*SET EXERCISE*. Go through the entries below and copy out every line that contains the word "legend".
==== RECORD LIST
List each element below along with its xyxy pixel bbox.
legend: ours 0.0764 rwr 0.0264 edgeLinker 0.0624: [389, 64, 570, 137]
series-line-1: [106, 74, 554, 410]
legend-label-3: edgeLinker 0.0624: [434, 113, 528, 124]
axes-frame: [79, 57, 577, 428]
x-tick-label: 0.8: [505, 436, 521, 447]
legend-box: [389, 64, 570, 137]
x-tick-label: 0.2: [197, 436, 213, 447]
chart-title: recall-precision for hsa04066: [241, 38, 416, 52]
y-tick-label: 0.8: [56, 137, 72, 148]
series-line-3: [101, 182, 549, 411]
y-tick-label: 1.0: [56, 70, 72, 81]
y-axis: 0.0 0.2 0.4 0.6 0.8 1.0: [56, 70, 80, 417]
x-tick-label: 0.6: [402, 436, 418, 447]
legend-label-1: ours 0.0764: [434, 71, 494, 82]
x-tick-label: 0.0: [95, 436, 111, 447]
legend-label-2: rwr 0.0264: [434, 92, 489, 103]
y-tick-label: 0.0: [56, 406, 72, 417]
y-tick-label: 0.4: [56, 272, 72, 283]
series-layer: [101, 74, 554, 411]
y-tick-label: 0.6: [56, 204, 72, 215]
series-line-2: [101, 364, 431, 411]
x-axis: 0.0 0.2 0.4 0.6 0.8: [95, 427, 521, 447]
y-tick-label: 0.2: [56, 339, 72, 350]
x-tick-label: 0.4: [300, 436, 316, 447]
========
*COMPLETE OUTPUT*.
legend: ours 0.0764 rwr 0.0264 edgeLinker 0.0624: [389, 64, 570, 137]
legend-label-3: edgeLinker 0.0624: [434, 113, 528, 124]
legend-box: [389, 64, 570, 137]
legend-label-1: ours 0.0764: [434, 71, 494, 82]
legend-label-2: rwr 0.0264: [434, 92, 489, 103]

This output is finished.